OBJECTIVE | Track down the lines that contain "title" and copy them.

begin RECORDS FOR PROCESSING

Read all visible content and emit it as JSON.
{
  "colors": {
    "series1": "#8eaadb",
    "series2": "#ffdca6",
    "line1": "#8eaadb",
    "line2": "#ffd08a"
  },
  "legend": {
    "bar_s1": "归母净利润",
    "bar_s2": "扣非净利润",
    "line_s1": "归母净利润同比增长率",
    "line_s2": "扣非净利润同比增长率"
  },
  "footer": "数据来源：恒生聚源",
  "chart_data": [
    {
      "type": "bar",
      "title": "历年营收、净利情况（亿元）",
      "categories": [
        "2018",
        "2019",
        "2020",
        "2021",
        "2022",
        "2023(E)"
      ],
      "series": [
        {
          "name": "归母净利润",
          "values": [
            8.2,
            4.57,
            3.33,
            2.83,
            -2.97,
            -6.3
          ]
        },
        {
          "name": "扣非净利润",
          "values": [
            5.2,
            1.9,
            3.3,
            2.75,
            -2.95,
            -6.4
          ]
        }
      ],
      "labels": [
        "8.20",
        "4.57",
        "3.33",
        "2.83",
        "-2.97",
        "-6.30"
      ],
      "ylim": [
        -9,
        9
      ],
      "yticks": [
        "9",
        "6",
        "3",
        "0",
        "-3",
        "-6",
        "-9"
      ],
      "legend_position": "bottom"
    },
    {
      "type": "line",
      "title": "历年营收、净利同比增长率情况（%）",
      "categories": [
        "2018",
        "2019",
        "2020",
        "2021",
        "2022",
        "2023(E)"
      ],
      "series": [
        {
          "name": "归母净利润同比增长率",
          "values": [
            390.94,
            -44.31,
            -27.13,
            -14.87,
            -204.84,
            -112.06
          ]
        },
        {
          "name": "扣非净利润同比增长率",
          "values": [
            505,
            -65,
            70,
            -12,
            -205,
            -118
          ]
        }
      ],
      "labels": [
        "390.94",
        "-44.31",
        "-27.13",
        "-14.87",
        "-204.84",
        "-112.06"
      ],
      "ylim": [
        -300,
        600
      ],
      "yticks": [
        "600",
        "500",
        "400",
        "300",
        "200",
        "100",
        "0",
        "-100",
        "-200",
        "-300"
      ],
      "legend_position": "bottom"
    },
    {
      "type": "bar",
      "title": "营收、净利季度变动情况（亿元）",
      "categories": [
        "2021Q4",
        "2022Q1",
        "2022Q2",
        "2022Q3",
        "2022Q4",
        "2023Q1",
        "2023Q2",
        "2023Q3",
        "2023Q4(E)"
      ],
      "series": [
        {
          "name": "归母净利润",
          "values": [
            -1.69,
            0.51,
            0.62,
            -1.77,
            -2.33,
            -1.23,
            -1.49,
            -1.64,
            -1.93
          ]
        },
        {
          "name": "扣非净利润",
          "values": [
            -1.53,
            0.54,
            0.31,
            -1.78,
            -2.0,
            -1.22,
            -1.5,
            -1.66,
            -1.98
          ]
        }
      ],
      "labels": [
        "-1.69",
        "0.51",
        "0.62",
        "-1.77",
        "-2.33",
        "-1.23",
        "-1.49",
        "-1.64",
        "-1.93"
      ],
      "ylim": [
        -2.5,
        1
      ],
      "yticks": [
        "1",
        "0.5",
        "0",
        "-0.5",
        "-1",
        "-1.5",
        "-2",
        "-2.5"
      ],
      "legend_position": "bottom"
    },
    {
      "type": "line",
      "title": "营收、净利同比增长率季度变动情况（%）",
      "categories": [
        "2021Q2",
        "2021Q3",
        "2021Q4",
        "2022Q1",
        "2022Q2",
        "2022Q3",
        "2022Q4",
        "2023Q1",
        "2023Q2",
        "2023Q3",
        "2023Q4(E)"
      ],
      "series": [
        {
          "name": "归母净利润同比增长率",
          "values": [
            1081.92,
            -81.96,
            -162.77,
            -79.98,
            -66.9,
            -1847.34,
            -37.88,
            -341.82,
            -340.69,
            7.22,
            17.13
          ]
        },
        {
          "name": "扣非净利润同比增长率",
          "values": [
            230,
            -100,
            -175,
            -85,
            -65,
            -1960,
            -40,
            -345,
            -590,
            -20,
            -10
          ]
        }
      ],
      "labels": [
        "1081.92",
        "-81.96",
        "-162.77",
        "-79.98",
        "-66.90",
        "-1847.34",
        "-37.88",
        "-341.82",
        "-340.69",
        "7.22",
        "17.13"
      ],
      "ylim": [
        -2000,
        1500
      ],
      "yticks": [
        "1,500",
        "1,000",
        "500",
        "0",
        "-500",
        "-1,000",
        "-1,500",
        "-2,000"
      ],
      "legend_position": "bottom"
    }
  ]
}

end RECORDS FOR PROCESSING
begin RECORDS FOR PROCESSING

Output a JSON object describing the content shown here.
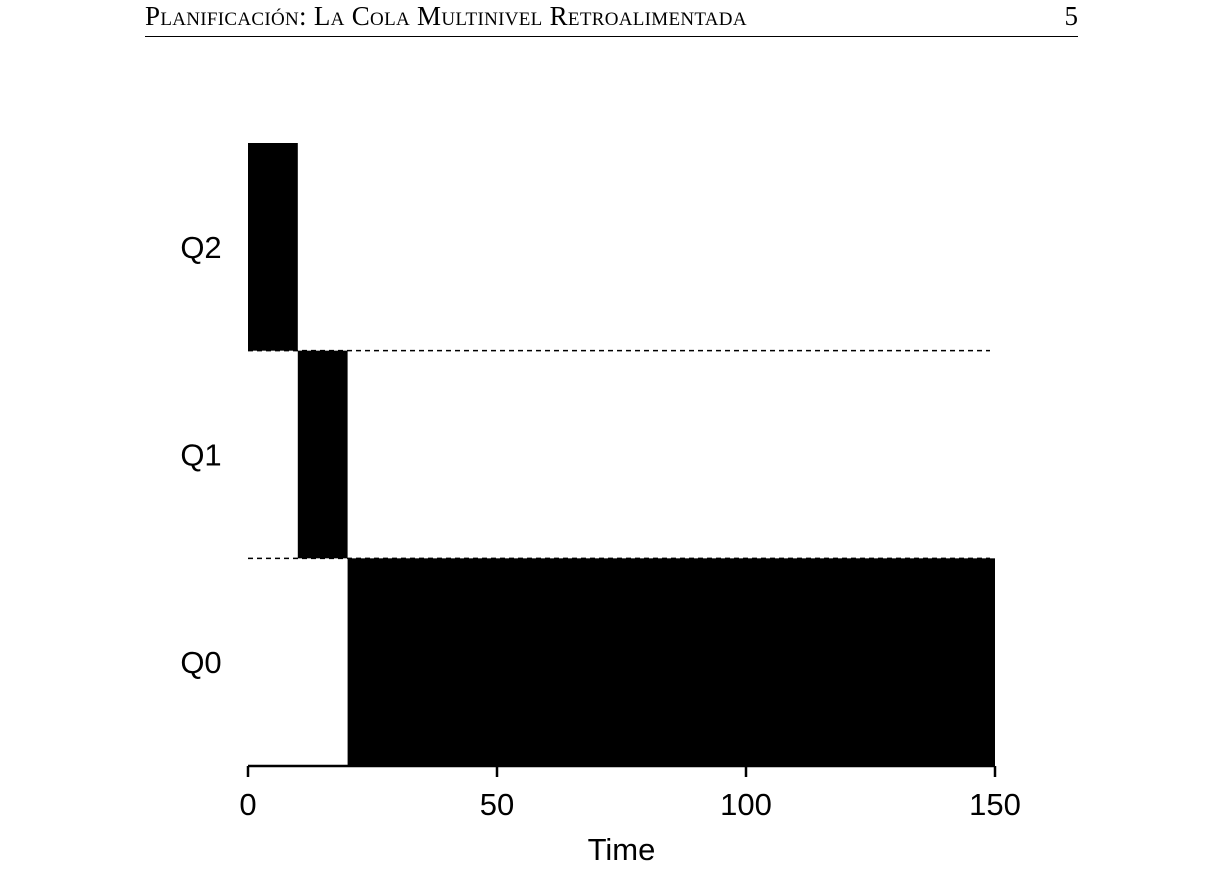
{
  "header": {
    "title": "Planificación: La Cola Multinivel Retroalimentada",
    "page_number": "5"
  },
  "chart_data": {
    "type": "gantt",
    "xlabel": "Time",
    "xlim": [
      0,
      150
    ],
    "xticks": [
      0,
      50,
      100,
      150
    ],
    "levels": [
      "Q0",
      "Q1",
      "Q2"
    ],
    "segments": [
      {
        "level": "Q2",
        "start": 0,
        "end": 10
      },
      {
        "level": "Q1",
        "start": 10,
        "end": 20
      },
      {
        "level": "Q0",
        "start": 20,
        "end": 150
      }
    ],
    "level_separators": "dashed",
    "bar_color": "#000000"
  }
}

end RECORDS FOR PROCESSING
begin RECORDS FOR PROCESSING

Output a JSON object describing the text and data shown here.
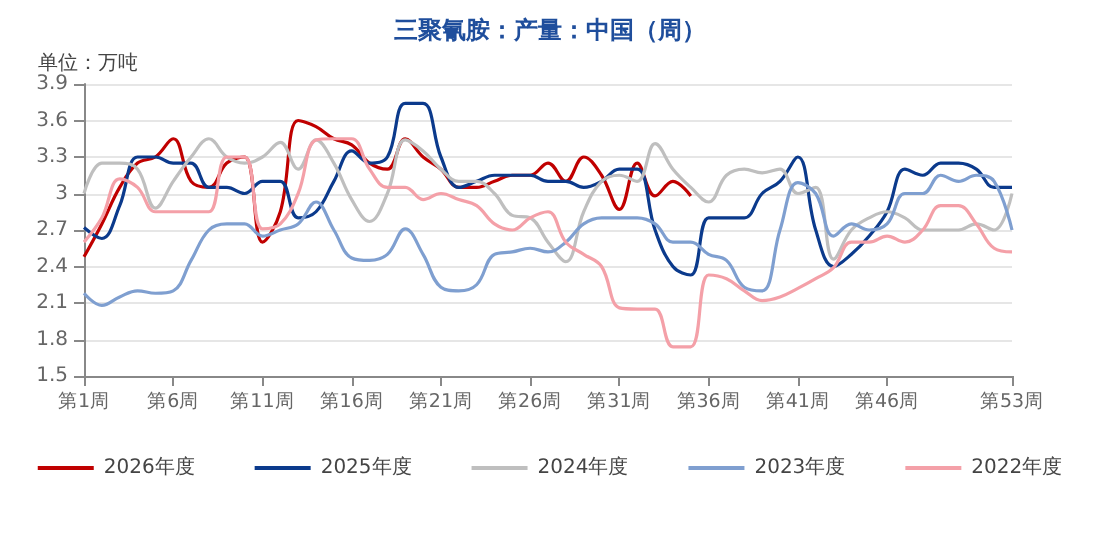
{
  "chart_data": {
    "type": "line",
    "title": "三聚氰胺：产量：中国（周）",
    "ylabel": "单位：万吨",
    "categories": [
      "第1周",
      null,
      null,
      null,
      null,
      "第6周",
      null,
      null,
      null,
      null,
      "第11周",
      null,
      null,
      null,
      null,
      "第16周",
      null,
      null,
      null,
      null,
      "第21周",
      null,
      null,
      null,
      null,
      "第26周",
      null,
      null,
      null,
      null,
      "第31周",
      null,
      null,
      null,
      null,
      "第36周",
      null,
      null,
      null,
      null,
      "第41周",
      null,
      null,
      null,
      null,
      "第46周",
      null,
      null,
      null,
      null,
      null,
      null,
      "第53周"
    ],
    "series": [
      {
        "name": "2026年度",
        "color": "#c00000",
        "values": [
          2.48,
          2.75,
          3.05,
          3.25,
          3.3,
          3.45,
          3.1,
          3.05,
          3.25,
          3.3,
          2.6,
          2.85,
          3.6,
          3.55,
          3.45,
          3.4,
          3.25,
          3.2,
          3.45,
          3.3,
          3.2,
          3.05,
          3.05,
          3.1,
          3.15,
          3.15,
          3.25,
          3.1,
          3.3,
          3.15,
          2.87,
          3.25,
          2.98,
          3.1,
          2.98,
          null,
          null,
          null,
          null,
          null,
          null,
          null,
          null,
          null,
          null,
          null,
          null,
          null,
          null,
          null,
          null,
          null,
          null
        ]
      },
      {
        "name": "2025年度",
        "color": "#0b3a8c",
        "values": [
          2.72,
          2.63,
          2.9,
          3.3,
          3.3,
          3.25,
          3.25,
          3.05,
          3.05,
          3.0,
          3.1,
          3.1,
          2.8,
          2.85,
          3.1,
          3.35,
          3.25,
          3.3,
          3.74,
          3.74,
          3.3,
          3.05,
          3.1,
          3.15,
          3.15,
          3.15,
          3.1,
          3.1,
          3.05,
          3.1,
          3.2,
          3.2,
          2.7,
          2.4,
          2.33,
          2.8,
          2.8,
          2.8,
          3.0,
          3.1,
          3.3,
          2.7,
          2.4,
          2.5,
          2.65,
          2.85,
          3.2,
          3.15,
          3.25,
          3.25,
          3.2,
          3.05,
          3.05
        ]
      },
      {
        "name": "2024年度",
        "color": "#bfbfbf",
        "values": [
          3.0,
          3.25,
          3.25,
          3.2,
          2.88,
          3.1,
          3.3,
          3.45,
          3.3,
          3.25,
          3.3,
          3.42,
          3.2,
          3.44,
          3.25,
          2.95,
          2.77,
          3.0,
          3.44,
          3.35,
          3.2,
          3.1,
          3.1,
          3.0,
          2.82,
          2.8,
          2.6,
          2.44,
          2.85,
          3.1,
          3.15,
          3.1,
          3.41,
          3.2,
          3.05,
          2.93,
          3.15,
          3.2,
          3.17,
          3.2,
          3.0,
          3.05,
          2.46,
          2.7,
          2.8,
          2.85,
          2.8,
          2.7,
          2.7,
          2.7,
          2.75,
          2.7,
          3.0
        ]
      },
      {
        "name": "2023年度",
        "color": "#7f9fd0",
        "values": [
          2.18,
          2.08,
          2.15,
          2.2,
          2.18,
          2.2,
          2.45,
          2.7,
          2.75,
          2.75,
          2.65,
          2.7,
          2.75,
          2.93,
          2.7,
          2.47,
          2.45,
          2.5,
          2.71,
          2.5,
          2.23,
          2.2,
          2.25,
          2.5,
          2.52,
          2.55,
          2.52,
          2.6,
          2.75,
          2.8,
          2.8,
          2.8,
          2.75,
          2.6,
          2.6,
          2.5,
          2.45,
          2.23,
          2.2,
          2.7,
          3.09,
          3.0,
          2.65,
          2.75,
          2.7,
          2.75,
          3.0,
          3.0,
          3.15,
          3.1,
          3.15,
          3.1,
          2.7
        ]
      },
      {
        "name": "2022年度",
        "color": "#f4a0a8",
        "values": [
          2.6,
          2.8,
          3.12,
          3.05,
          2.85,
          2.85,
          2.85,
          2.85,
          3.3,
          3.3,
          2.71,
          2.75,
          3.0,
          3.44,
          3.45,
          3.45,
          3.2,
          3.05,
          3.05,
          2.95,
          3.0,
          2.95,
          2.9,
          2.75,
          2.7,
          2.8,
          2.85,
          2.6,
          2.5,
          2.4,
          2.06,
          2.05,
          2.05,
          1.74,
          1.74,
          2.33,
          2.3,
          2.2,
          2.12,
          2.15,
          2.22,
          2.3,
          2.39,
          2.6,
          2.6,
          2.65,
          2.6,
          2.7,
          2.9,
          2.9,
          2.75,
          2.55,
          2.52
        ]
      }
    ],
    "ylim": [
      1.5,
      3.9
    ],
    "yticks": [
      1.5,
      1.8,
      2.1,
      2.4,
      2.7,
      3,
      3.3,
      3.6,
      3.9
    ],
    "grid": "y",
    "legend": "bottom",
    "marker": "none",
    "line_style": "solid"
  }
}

end RECORDS FOR PROCESSING

ANSWER |
      "title": "历年营收、净利情况（亿元）",
      "title": "历年营收、净利同比增长率情况（%）",
      "title": "营收、净利季度变动情况（亿元）",
      "title": "营收、净利同比增长率季度变动情况（%）",
    "title": "Planificación: La Cola Multinivel Retroalimentada",
    "title": "三聚氰胺：产量：中国（周）",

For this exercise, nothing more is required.